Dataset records
++++++++++

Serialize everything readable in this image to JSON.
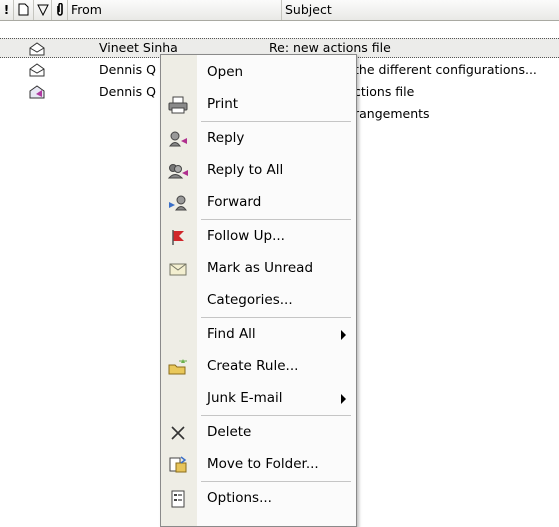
{
  "list": {
    "columns": {
      "importance_icon": "!",
      "from": "From",
      "subject": "Subject"
    },
    "rows": [
      {
        "from": "Vineet Sinha",
        "subject": "Re: new actions file"
      },
      {
        "from": "Dennis Q",
        "subject": "the different configurations..."
      },
      {
        "from": "Dennis Q",
        "subject": "ctions file"
      },
      {
        "from": "",
        "subject": "rangements"
      }
    ]
  },
  "menu": {
    "items": [
      {
        "label": "Open",
        "icon": "none"
      },
      {
        "label": "Print",
        "icon": "printer-icon"
      },
      {
        "label": "Reply",
        "icon": "reply-icon"
      },
      {
        "label": "Reply to All",
        "icon": "reply-all-icon"
      },
      {
        "label": "Forward",
        "icon": "forward-icon"
      },
      {
        "label": "Follow Up...",
        "icon": "flag-icon"
      },
      {
        "label": "Mark as Unread",
        "icon": "envelope-icon"
      },
      {
        "label": "Categories...",
        "icon": "none"
      },
      {
        "label": "Find All",
        "icon": "none",
        "submenu": true
      },
      {
        "label": "Create Rule...",
        "icon": "create-rule-icon"
      },
      {
        "label": "Junk E-mail",
        "icon": "none",
        "submenu": true
      },
      {
        "label": "Delete",
        "icon": "delete-x-icon"
      },
      {
        "label": "Move to Folder...",
        "icon": "move-folder-icon"
      },
      {
        "label": "Options...",
        "icon": "options-icon"
      }
    ]
  }
}
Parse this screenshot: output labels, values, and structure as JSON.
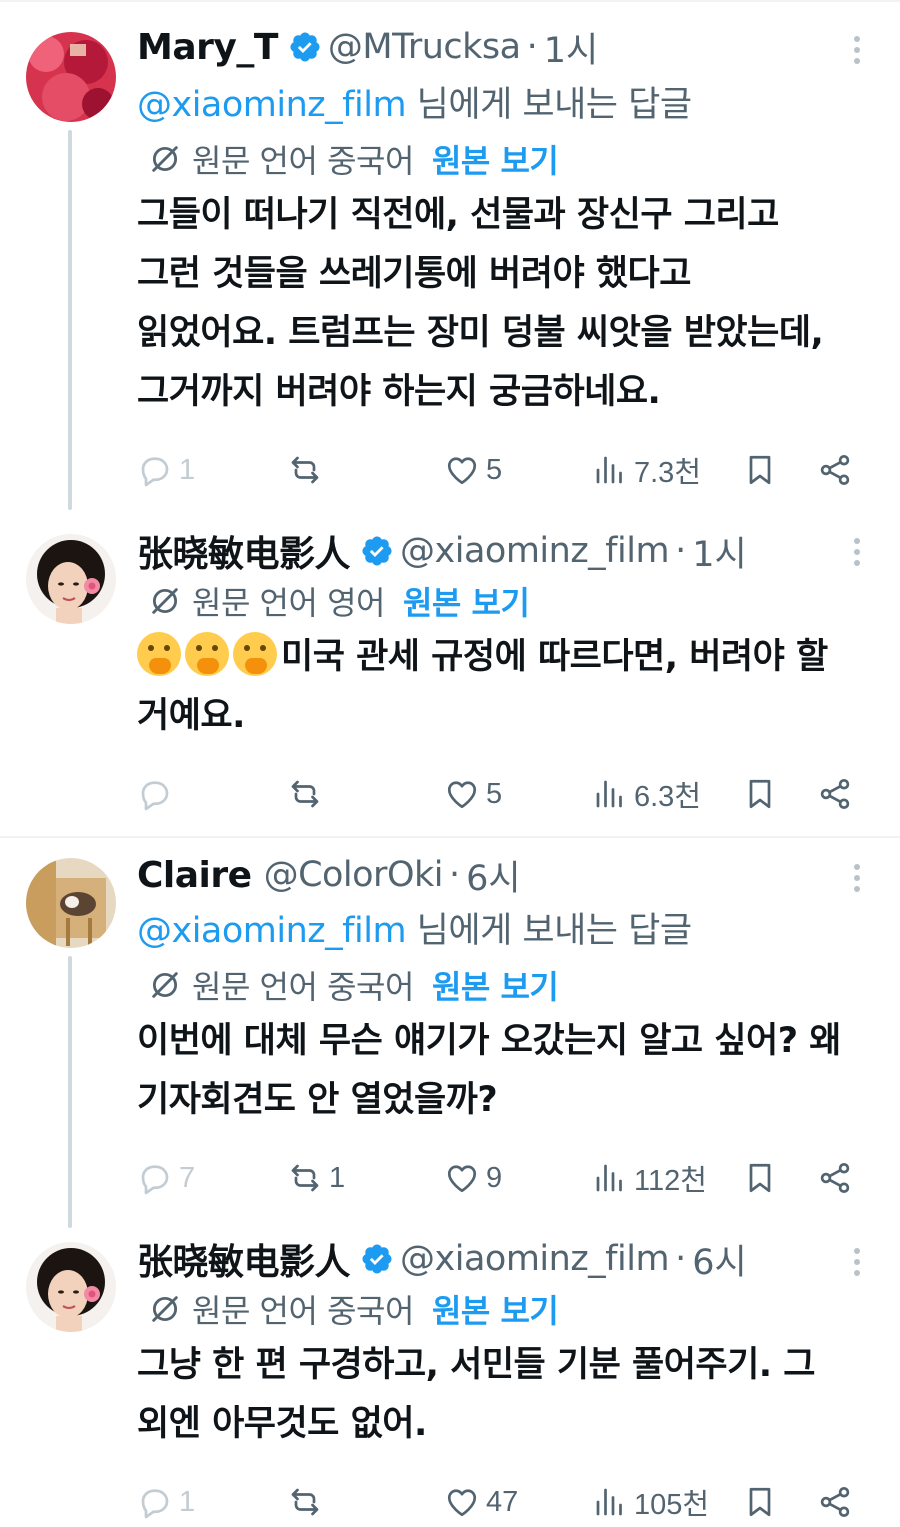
{
  "tweets": [
    {
      "name": "Mary_T",
      "verified": true,
      "handle": "@MTrucksa",
      "separator": "·",
      "time": "1시",
      "reply_mention": "@xiaominz_film",
      "reply_suffix": " 님에게 보내는 답글",
      "translate_lang": "원문 언어 중국어",
      "translate_link": "원본 보기",
      "lines": [
        "그들이 떠나기 직전에, 선물과 장신구 그리고",
        "그런 것들을 쓰레기통에 버려야 했다고",
        "읽었어요. 트럼프는 장미 덩불 씨앗을 받았는데,",
        "그거까지 버려야 하는지 궁금하네요."
      ],
      "replies": "1",
      "retweets": "",
      "likes": "5",
      "views": "7.3천"
    },
    {
      "name": "张晓敏电影人",
      "verified": true,
      "handle": "@xiaominz_film",
      "separator": "·",
      "time": "1시",
      "translate_lang": "원문 언어 영어",
      "translate_link": "원본 보기",
      "emoji_prefix": "🤭🤭🤭",
      "lines": [
        "미국 관세 규정에 따르다면, 버려야 할",
        "거예요."
      ],
      "replies": "",
      "retweets": "",
      "likes": "5",
      "views": "6.3천"
    },
    {
      "name": "Claire",
      "verified": false,
      "handle": "@ColorOki",
      "separator": "·",
      "time": "6시",
      "reply_mention": "@xiaominz_film",
      "reply_suffix": " 님에게 보내는 답글",
      "translate_lang": "원문 언어 중국어",
      "translate_link": "원본 보기",
      "lines": [
        "이번에 대체 무슨 얘기가 오갔는지 알고 싶어? 왜",
        "기자회견도 안 열었을까?"
      ],
      "replies": "7",
      "retweets": "1",
      "likes": "9",
      "views": "112천"
    },
    {
      "name": "张晓敏电影人",
      "verified": true,
      "handle": "@xiaominz_film",
      "separator": "·",
      "time": "6시",
      "translate_lang": "원문 언어 중국어",
      "translate_link": "원본 보기",
      "lines": [
        "그냥 한 편 구경하고, 서민들 기분 풀어주기. 그",
        "외엔 아무것도 없어."
      ],
      "replies": "1",
      "retweets": "",
      "likes": "47",
      "views": "105천"
    }
  ],
  "colors": {
    "accent": "#1d9bf0",
    "text": "#0f1419",
    "secondary": "#536471",
    "thread_line": "#cfd9de"
  },
  "icons": [
    "verified-badge-icon",
    "translate-icon",
    "reply-icon",
    "retweet-icon",
    "like-icon",
    "views-icon",
    "bookmark-icon",
    "share-icon",
    "more-icon"
  ]
}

++++++++++

- _Short problem_:
Return all lines containing the word "file".

- _Finished answer_:
        "subject": "Re: new actions file"
        "subject": "ctions file"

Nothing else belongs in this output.